— start of Stored records —
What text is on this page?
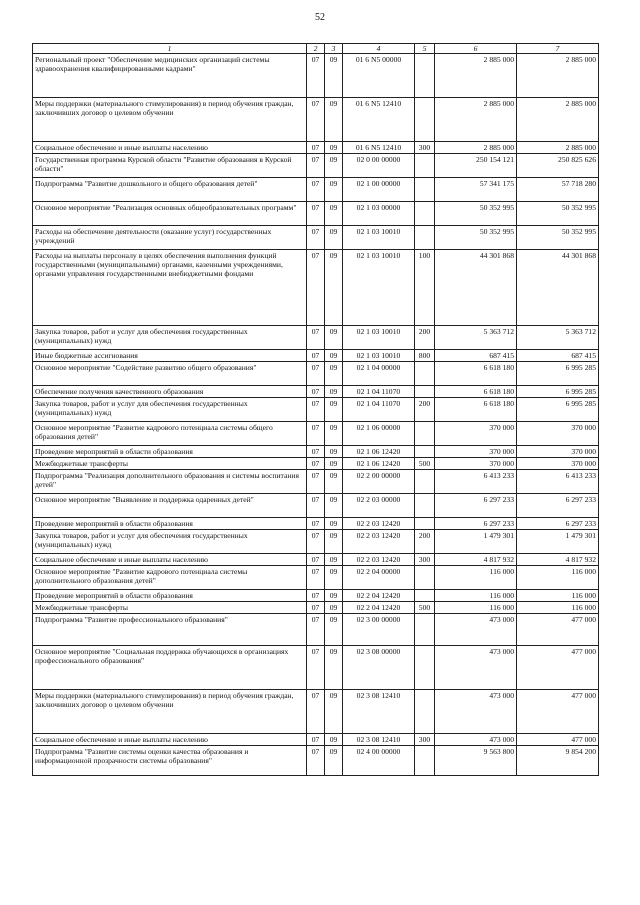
52
1	2	3	4	5	6	7
Региональный проект "Обеспечение медицинских организаций системы здравоохранения квалифицированными кадрами"	07	09	01 6 N5 00000		2 885 000	2 885 000
Меры поддержки (материального стимулирования) в период обучения граждан, заключивших договор о целевом обучении	07	09	01 6 N5 12410		2 885 000	2 885 000
Социальное обеспечение и иные выплаты населению	07	09	01 6 N5 12410	300	2 885 000	2 885 000
Государственная программа Курской области "Развитие образования в Курской области"	07	09	02 0 00 00000		250 154 121	250 825 626
Подпрограмма "Развитие дошкольного и общего образования детей"	07	09	02 1 00 00000		57 341 175	57 718 280
Основное мероприятие "Реализация основных общеобразовательных программ"	07	09	02 1 03 00000		50 352 995	50 352 995
Расходы на обеспечение деятельности (оказание услуг) государственных учреждений	07	09	02 1 03 10010		50 352 995	50 352 995
Расходы на выплаты персоналу в целях обеспечения выполнения функций государственными (муниципальными) органами, казенными учреждениями, органами управления государственными внебюджетными фондами	07	09	02 1 03 10010	100	44 301 868	44 301 868
Закупка товаров, работ и услуг для обеспечения государственных (муниципальных) нужд	07	09	02 1 03 10010	200	5 363 712	5 363 712
Иные бюджетные ассигнования	07	09	02 1 03 10010	800	687 415	687 415
Основное мероприятие "Содействие развитию общего образования"	07	09	02 1 04 00000		6 618 180	6 995 285
Обеспечение получения качественного образования	07	09	02 1 04 11070		6 618 180	6 995 285
Закупка товаров, работ и услуг для обеспечения государственных (муниципальных) нужд	07	09	02 1 04 11070	200	6 618 180	6 995 285
Основное мероприятие "Развитие кадрового потенциала системы общего образования детей"	07	09	02 1 06 00000		370 000	370 000
Проведение мероприятий в области образования	07	09	02 1 06 12420		370 000	370 000
Межбюджетные трансферты	07	09	02 1 06 12420	500	370 000	370 000
Подпрограмма "Реализация дополнительного образования и системы воспитания детей"	07	09	02 2 00 00000		6 413 233	6 413 233
Основное мероприятие "Выявление и поддержка одаренных детей"	07	09	02 2 03 00000		6 297 233	6 297 233
Проведение мероприятий в области образования	07	09	02 2 03 12420		6 297 233	6 297 233
Закупка товаров, работ и услуг для обеспечения государственных (муниципальных) нужд	07	09	02 2 03 12420	200	1 479 301	1 479 301
Социальное обеспечение и иные выплаты населению	07	09	02 2 03 12420	300	4 817 932	4 817 932
Основное мероприятие "Развитие кадрового потенциала системы дополнительного образования детей"	07	09	02 2 04 00000		116 000	116 000
Проведение мероприятий в области образования	07	09	02 2 04 12420		116 000	116 000
Межбюджетные трансферты	07	09	02 2 04 12420	500	116 000	116 000
Подпрограмма "Развитие профессионального образования"	07	09	02 3 00 00000		473 000	477 000
Основное мероприятие "Социальная поддержка обучающихся в организациях профессионального образования"	07	09	02 3 08 00000		473 000	477 000
Меры поддержки (материального стимулирования) в период обучения граждан, заключивших договор о целевом обучении	07	09	02 3 08 12410		473 000	477 000
Социальное обеспечение и иные выплаты населению	07	09	02 3 08 12410	300	473 000	477 000
Подпрограмма "Развитие системы оценки качества образования и информационной прозрачности системы образования"	07	09	02 4 00 00000		9 563 800	9 854 200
— end of Stored records —
Your instructions: Give the number of lines in the material above that have the word "стимулирования" in them, and nothing more.

Complete answer: 2